[Stored items]
■ ■ ■ ■

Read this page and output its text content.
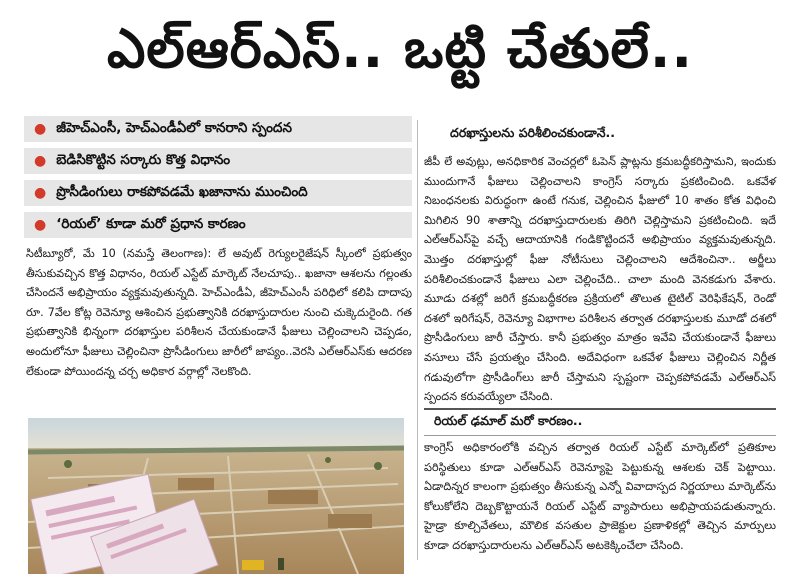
ఎల్‌ఆర్‌ఎస్‌.. ఒట్టి చేతులే..
● జీహెచ్‌ఎంసీ, హెచ్‌ఎండీఏలో కానరాని స్పందన
● బెడిసికొట్టిన సర్కారు కొత్త విధానం
● ప్రొసీడింగులు రాకపోవడమే ఖజానాను ముంచింది
● ‘రియల్‌’ కూడా మరో ప్రధాన కారణం
సిటీబ్యూరో, మే 10 (నమస్తే తెలంగాణ): లే అవుట్‌ రెగ్యులరైజేషన్‌ స్కీంలో ప్రభుత్వం తీసుకువచ్చిన కొత్త విధానం, రియల్‌ ఎస్టేట్‌ మార్కెట్‌ నేలచూపు.. ఖజానా ఆశలను గల్లంతు చేసిందనే అభిప్రాయం వ్యక్తమవుతున్నది. హెచ్‌ఎండీఏ, జీహెచ్‌ఎంసీ పరిధిలో కలిపి దాదాపు రూ. 7వేల కోట్ల రెవెన్యూ ఆశించిన ప్రభుత్వానికి దరఖాస్తుదారుల నుంచి చుక్కెదురైంది. గత ప్రభుత్వానికి భిన్నంగా దరఖాస్తుల పరిశీలన చేయకుండానే ఫీజులు చెల్లించాలని చెప్పడం, అందులోనూ ఫీజులు చెల్లించినా ప్రొసీడింగులు జారీలో జాప్యం..వెరసి ఎల్‌ఆర్‌ఎస్‌కు ఆదరణ లేకుండా పోయిందన్న చర్చ అధికార వర్గాల్లో నెలకొంది.
దరఖాస్తులను పరిశీలించకుండానే..
జీపీ లే అవుట్లు, అనధికారిక వెంచర్లలో ఓపెన్‌ ప్లాట్లను క్రమబద్ధీకరిస్తామని, ఇందుకు ముందుగానే ఫీజులు చెల్లించాలని కాంగ్రెస్‌ సర్కారు ప్రకటించింది. ఒకవేళ నిబంధనలకు విరుద్ధంగా ఉంటే గనుక, చెల్లించిన ఫీజులో 10 శాతం కోత విధించి మిగిలిన 90 శాతాన్ని దరఖాస్తుదారులకు తిరిగి చెల్లిస్తామని ప్రకటించింది. ఇదే ఎల్‌ఆర్‌ఎస్‌పై వచ్చే ఆదాయానికి గండికొట్టిందనే అభిప్రాయం వ్యక్తమవుతున్నది. మొత్తం దరఖాస్తుల్లో ఫీజు నోటీసులు చెల్లించాలని ఆదేశించినా.. అర్జీలు పరిశీలించకుండానే ఫీజులు ఎలా చెల్లించేది.. చాలా మంది వెనకడుగు వేశారు. మూడు దశల్లో జరిగే క్రమబద్ధీకరణ ప్రక్రియలో తొలుత టైటిల్‌ వెరిఫికేషన్‌, రెండో దశలో ఇరిగేషన్‌, రెవెన్యూ విభాగాల పరిశీలన తర్వాత దరఖాస్తులకు మూడో దశలో ప్రొసీడింగులు జారీ చేస్తారు. కానీ ప్రభుత్వం మాత్రం ఇవేవి చేయకుండానే ఫీజులు వసూలు చేసే ప్రయత్నం చేసింది. అదేవిధంగా ఒకవేళ ఫీజులు చెల్లించిన నిర్ణీత గడువులోగా ప్రొసీడింగ్‌లు జారీ చేస్తామని స్పష్టంగా చెప్పకపోవడమే ఎల్‌ఆర్‌ఎస్‌ స్పందన కరువయ్యేలా చేసింది.
రియల్‌ ఢమాల్‌ మరో కారణం..
కాంగ్రెస్‌ అధికారంలోకి వచ్చిన తర్వాత రియల్‌ ఎస్టేట్‌ మార్కెట్‌లో ప్రతికూల పరిస్థితులు కూడా ఎల్‌ఆర్‌ఎస్‌ రెవెన్యూపై పెట్టుకున్న ఆశలకు చెక్‌ పెట్టాయి. ఏడాదిన్నర కాలంగా ప్రభుత్వం తీసుకున్న ఎన్నో వివాదాస్పద నిర్ణయాలు మార్కెట్‌ను కోలుకోలేని దెబ్బకొట్టాయనే రియల్‌ ఎస్టేట్‌ వ్యాపారులు అభిప్రాయపడుతున్నారు. హైడ్రా కూల్చివేతలు, మౌలిక వసతుల ప్రాజెక్టుల ప్రణాళికల్లో తెచ్చిన మార్పులు కూడా దరఖాస్తుదారులను ఎల్‌ఆర్‌ఎస్‌ అటకెక్కించేలా చేసింది.
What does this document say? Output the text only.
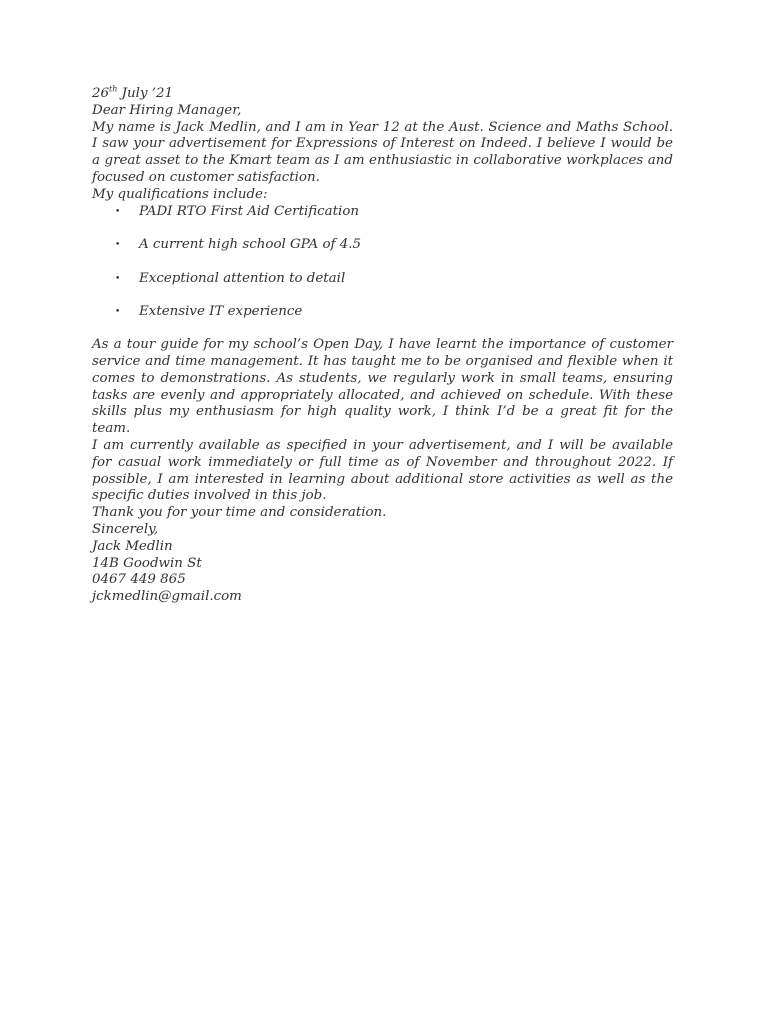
26th July ’21

Dear Hiring Manager,

My name is Jack Medlin, and I am in Year 12 at the Aust. Science and Maths School. I saw your advertisement for Expressions of Interest on Indeed. I believe I would be a great asset to the Kmart team as I am enthusiastic in collaborative workplaces and focused on customer satisfaction.

My qualifications include:

• PADI RTO First Aid Certification
• A current high school GPA of 4.5
• Exceptional attention to detail
• Extensive IT experience

As a tour guide for my school’s Open Day, I have learnt the importance of customer service and time management. It has taught me to be organised and flexible when it comes to demonstrations. As students, we regularly work in small teams, ensuring tasks are evenly and appropriately allocated, and achieved on schedule. With these skills plus my enthusiasm for high quality work, I think I’d be a great fit for the team.

I am currently available as specified in your advertisement, and I will be available for casual work immediately or full time as of November and throughout 2022. If possible, I am interested in learning about additional store activities as well as the specific duties involved in this job.

Thank you for your time and consideration.

Sincerely,

Jack Medlin

14B Goodwin St

0467 449 865

jckmedlin@gmail.com
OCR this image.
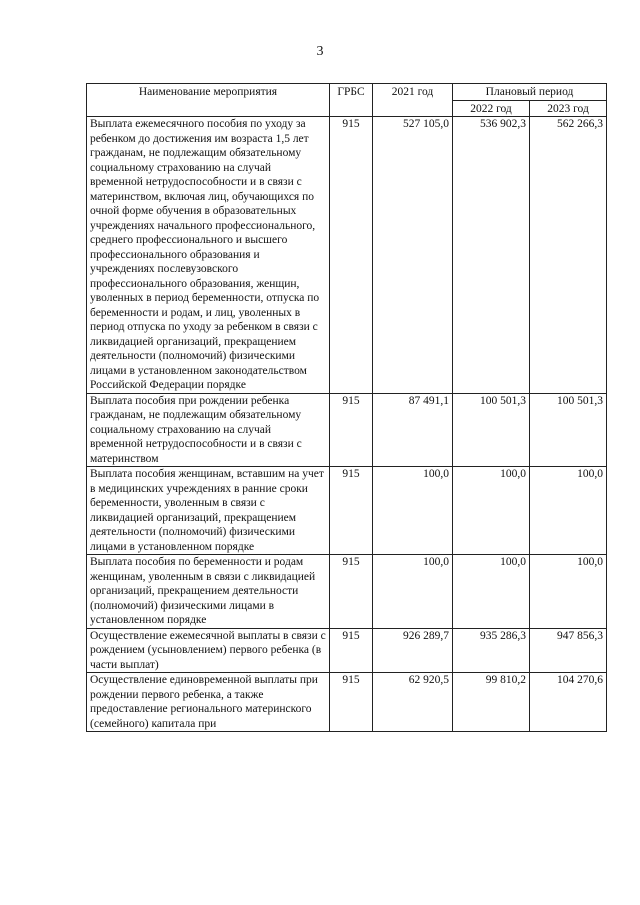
3
Наименование мероприятия	ГРБС	2021 год	Плановый период	
			2022 год	2023 год
Выплата ежемесячного пособия по уходу за ребенком до достижения им возраста 1,5 лет гражданам, не подлежащим обязательному социальному страхованию на случай временной нетрудоспособности и в связи с материнством, включая лиц, обучающихся по очной форме обучения в образовательных учреждениях начального профессионального, среднего профессионального и высшего профессионального образования и учреждениях послевузовского профессионального образования, женщин, уволенных в период беременности, отпуска по беременности и родам, и лиц, уволенных в период отпуска по уходу за ребенком в связи с ликвидацией организаций, прекращением деятельности (полномочий) физическими лицами в установленном законодательством Российской Федерации порядке	915	527 105,0	536 902,3	562 266,3
Выплата пособия при рождении ребенка гражданам, не подлежащим обязательному социальному страхованию на случай временной нетрудоспособности и в связи с материнством	915	87 491,1	100 501,3	100 501,3
Выплата пособия женщинам, вставшим на учет в медицинских учреждениях в ранние сроки беременности, уволенным в связи с ликвидацией организаций, прекращением деятельности (полномочий) физическими лицами в установленном порядке	915	100,0	100,0	100,0
Выплата пособия по беременности и родам женщинам, уволенным в связи с ликвидацией организаций, прекращением деятельности (полномочий) физическими лицами в установленном порядке	915	100,0	100,0	100,0
Осуществление ежемесячной выплаты в связи с рождением (усыновлением) первого ребенка (в части выплат)	915	926 289,7	935 286,3	947 856,3
Осуществление единовременной выплаты при рождении первого ребенка, а также предоставление регионального материнского (семейного) капитала при	915	62 920,5	99 810,2	104 270,6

■ ■ ■ ■

▸ Task objective
Find the word "Осуществление" in the records and pull out each line that has it.

▸ Solution to this task
Осуществление ежемесячной выплаты в связи с рождением (усыновлением) первого ребенка (в части выплат)	915	926 289,7	935 286,3	947 856,3
Осуществление единовременной выплаты при рождении первого ребенка, а также предоставление регионального материнского (семейного) капитала при	915	62 920,5	99 810,2	104 270,6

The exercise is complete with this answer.